Dataset entries on figures:
^^^^
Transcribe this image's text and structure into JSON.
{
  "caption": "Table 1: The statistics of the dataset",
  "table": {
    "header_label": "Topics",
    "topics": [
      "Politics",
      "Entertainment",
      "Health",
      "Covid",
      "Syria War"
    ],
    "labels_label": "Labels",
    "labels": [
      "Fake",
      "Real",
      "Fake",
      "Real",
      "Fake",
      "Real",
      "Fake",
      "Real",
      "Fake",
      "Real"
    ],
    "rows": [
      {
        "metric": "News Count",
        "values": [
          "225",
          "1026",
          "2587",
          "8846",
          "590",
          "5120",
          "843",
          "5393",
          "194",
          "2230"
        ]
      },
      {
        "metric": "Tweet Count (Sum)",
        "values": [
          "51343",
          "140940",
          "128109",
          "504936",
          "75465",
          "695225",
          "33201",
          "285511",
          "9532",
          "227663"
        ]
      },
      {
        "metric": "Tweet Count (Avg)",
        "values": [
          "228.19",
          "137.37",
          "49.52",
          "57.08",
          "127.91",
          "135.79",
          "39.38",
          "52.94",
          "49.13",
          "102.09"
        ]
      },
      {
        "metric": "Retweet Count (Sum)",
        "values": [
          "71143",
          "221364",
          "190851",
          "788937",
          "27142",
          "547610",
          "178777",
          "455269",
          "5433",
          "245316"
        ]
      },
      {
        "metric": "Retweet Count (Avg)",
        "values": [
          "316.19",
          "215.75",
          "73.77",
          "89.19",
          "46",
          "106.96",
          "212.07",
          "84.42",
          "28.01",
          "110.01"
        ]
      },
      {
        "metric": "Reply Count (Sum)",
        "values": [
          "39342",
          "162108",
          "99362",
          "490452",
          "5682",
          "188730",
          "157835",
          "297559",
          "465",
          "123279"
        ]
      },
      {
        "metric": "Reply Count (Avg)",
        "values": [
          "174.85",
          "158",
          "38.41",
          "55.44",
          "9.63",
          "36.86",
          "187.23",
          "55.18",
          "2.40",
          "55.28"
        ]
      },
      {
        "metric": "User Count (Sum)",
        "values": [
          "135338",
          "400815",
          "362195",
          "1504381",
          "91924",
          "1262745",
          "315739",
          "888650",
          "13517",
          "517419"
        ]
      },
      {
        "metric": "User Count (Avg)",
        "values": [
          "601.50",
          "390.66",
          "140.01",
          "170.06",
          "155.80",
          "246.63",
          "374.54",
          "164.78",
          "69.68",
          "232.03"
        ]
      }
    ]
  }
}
^^^^
Set exercise>
Go through the listing above line by line and say how many lines hold the word "Count". Reply with that number only.

Right answer>
9